# Information shown

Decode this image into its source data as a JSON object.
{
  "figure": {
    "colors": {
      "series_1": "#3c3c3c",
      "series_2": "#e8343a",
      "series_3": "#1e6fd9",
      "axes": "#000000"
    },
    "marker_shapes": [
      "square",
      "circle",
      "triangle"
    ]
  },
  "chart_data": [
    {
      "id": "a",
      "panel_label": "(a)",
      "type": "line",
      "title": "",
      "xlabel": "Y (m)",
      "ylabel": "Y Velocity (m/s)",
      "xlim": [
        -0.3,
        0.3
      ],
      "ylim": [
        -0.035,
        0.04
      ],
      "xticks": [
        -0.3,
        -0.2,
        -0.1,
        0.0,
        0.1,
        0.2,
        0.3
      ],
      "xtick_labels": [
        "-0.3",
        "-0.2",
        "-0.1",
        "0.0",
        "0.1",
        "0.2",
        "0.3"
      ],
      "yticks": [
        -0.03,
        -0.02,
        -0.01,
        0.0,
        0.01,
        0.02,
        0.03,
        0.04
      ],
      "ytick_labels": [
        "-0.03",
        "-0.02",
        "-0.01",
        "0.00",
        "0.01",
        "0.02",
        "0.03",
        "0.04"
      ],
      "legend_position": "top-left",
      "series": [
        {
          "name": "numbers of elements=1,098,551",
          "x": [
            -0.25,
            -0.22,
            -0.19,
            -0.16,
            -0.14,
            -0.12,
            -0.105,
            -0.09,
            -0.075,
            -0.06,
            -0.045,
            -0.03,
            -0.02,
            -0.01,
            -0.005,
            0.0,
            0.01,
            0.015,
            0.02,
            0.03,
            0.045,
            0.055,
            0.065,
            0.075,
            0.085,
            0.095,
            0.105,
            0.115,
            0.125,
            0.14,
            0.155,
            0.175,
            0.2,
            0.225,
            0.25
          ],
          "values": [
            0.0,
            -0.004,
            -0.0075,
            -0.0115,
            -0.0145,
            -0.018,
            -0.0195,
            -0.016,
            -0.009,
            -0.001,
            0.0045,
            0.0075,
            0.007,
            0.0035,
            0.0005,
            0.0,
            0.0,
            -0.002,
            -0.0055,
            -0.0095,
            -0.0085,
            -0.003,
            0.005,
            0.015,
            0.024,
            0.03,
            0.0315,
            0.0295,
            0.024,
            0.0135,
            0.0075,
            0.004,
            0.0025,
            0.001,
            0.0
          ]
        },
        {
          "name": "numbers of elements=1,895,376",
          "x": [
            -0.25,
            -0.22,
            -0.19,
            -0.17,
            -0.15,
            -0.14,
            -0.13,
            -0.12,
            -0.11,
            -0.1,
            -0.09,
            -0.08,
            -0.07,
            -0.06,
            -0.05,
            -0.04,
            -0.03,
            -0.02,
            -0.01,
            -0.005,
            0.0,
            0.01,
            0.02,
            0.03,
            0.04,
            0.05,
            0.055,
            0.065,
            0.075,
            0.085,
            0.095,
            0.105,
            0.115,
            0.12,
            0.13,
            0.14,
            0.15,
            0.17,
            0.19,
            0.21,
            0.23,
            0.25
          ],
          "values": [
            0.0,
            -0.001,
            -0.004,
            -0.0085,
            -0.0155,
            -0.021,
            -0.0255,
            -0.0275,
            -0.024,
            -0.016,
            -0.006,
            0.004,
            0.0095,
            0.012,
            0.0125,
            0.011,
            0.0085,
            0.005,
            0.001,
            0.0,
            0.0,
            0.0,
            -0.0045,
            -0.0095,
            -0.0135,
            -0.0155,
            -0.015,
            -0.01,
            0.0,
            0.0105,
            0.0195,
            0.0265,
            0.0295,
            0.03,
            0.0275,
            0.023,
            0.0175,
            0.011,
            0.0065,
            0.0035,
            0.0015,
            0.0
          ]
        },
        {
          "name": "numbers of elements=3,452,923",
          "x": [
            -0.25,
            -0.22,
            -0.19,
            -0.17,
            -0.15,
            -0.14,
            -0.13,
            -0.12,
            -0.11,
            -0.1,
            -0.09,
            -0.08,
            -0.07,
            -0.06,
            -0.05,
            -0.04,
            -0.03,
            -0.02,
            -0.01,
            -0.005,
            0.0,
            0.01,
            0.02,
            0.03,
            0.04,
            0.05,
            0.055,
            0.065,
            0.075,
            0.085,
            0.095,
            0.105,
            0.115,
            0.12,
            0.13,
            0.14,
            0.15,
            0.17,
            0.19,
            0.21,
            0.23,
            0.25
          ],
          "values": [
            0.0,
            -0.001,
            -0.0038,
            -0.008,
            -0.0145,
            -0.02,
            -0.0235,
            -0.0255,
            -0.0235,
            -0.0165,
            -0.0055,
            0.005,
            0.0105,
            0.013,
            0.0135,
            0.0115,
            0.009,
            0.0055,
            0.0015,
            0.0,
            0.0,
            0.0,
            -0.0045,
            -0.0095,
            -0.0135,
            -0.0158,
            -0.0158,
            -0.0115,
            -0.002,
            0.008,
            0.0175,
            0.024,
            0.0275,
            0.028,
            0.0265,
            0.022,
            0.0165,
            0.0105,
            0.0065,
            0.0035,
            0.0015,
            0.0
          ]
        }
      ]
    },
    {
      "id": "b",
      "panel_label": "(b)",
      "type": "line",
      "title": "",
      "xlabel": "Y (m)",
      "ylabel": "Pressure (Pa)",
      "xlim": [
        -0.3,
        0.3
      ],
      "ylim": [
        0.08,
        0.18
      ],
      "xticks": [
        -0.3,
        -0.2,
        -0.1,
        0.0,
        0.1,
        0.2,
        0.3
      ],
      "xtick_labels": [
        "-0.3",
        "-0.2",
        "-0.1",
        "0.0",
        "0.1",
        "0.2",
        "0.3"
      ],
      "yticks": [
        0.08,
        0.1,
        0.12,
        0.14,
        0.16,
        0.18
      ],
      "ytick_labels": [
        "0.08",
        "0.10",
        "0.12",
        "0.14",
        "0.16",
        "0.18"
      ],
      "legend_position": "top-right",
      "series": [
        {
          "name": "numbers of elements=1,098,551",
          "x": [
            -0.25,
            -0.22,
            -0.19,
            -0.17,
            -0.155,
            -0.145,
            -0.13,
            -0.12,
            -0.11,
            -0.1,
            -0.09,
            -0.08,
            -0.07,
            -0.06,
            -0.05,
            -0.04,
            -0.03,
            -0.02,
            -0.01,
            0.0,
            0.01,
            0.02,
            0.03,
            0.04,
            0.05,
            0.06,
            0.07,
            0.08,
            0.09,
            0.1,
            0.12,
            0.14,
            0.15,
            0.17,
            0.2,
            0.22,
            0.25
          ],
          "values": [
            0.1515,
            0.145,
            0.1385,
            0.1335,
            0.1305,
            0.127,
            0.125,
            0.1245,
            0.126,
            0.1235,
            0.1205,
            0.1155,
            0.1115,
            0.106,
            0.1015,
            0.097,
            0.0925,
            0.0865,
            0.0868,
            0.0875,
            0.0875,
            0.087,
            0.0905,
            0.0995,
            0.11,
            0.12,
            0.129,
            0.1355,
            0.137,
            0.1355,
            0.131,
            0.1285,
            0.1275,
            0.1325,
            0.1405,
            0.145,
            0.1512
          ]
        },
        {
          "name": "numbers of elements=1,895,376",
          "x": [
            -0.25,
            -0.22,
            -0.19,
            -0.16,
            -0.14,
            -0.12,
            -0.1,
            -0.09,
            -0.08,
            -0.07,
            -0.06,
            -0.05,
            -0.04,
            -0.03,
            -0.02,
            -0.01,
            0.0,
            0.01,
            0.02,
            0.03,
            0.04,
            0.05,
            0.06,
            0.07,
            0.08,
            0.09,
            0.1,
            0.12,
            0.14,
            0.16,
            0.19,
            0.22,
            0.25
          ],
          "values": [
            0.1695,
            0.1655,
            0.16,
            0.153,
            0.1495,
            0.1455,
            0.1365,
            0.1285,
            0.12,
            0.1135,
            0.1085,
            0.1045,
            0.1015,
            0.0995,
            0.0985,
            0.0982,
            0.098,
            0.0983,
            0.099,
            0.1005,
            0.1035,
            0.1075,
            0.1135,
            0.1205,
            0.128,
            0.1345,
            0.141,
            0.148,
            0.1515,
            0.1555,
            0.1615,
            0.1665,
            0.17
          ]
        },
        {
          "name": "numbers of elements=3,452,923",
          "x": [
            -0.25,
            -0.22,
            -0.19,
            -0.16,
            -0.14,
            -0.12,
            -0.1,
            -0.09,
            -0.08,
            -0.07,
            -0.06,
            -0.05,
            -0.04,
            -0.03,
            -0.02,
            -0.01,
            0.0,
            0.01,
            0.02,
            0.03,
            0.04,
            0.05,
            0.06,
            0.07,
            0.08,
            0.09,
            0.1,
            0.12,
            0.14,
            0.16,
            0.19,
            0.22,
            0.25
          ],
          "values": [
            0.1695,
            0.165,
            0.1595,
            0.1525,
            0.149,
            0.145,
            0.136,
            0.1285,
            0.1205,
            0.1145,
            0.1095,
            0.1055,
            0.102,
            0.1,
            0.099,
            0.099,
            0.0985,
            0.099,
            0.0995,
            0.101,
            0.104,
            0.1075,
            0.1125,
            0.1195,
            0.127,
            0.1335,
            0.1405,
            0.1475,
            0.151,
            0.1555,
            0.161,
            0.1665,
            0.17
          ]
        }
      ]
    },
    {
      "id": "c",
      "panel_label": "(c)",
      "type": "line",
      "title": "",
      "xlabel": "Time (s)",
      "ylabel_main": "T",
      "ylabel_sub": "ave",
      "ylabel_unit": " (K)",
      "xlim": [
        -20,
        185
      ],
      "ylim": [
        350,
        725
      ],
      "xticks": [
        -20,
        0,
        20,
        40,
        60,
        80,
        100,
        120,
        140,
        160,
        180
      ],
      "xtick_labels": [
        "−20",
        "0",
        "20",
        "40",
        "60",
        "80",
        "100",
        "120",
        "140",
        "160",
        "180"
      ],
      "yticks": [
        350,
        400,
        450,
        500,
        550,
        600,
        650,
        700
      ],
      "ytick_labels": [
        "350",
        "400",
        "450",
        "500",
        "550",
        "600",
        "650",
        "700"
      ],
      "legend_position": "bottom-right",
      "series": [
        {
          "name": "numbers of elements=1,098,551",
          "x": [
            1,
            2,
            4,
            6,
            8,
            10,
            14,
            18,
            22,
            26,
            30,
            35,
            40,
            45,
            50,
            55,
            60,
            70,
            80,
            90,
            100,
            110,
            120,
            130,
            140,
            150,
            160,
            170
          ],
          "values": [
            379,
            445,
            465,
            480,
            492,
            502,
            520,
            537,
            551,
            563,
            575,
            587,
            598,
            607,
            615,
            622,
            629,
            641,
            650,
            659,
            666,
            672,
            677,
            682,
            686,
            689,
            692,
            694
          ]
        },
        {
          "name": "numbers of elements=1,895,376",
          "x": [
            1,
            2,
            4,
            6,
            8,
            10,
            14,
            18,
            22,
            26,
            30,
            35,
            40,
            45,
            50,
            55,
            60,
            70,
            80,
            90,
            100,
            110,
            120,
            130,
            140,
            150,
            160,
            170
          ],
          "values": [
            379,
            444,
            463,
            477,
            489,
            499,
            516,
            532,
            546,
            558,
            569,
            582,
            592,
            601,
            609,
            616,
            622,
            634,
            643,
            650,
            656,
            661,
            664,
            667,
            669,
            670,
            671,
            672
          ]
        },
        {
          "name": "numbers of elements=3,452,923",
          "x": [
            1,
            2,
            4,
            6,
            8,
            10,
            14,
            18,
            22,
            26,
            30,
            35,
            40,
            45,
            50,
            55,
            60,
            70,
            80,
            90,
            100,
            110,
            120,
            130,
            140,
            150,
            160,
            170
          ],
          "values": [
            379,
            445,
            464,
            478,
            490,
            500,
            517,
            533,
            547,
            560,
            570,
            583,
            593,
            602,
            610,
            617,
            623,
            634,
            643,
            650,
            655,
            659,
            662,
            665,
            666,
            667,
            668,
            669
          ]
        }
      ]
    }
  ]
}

# Job
Go through the material above and copy each line that has the word "right".

# The solution
      "legend_position": "top-right",
      "legend_position": "bottom-right",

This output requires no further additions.